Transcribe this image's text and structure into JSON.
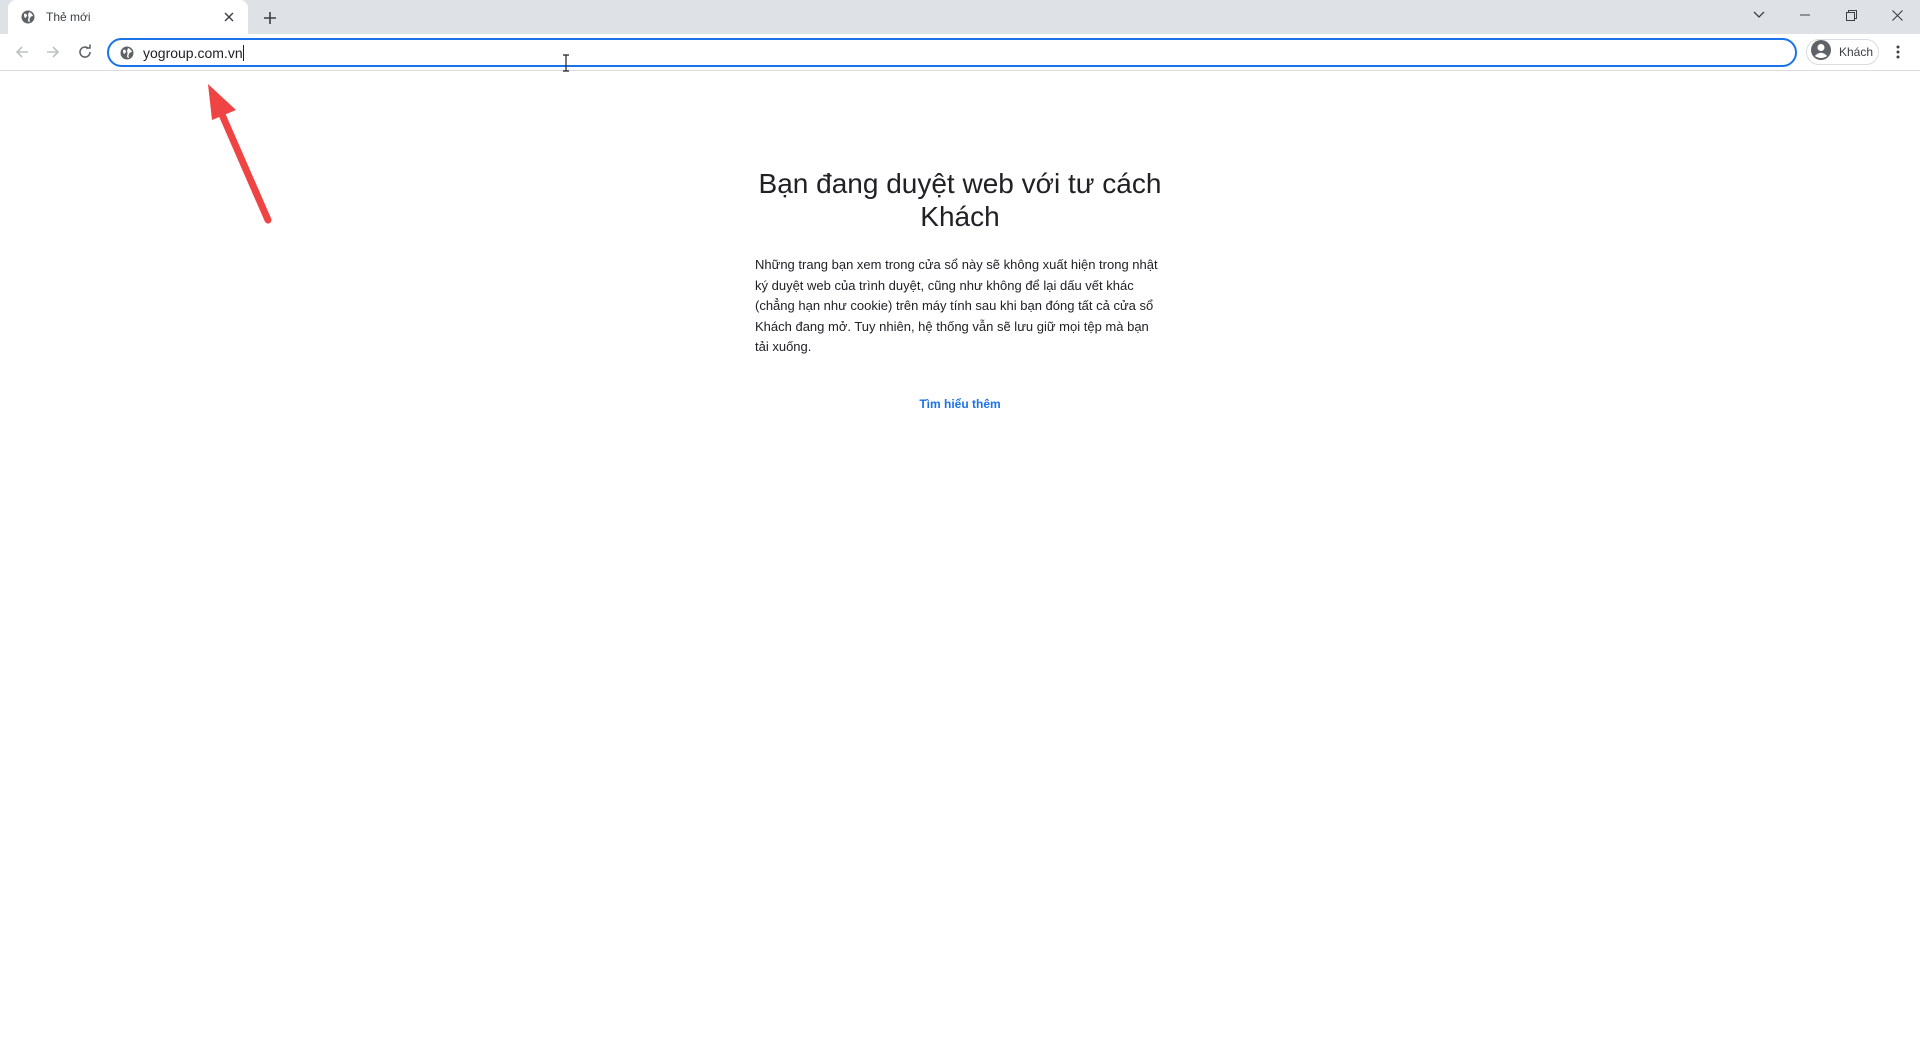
{
  "browser": {
    "tab": {
      "title": "Thẻ mới",
      "favicon": "globe-icon"
    },
    "window_controls": [
      "chevron-down-icon",
      "minimize-icon",
      "restore-icon",
      "close-icon"
    ],
    "omnibox": {
      "value": "yogroup.com.vn",
      "icon": "globe-icon",
      "focus_color": "#1a73e8"
    },
    "profile": {
      "label": "Khách",
      "icon": "avatar-icon"
    }
  },
  "page": {
    "title": "Bạn đang duyệt web với tư cách Khách",
    "description": "Những trang bạn xem trong cửa sổ này sẽ không xuất hiện trong nhật ký duyệt web của trình duyệt, cũng như không để lại dấu vết khác (chẳng hạn như cookie) trên máy tính sau khi bạn đóng tất cả cửa sổ Khách đang mở. Tuy nhiên, hệ thống vẫn sẽ lưu giữ mọi tệp mà bạn tải xuống.",
    "learn_more": "Tìm hiểu thêm",
    "link_color": "#1a73e8"
  },
  "annotation": {
    "type": "arrow",
    "color": "#f04444"
  }
}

■ SHORT EXERCISE:
Locate the lines above that contain "Khách" and copy them.

■ FINAL RESULT:
      "label": "Khách",
    "title": "Bạn đang duyệt web với tư cách Khách",
    "description": "Những trang bạn xem trong cửa sổ này sẽ không xuất hiện trong nhật ký duyệt web của trình duyệt, cũng như không để lại dấu vết khác (chẳng hạn như cookie) trên máy tính sau khi bạn đóng tất cả cửa sổ Khách đang mở. Tuy nhiên, hệ thống vẫn sẽ lưu giữ mọi tệp mà bạn tải xuống.",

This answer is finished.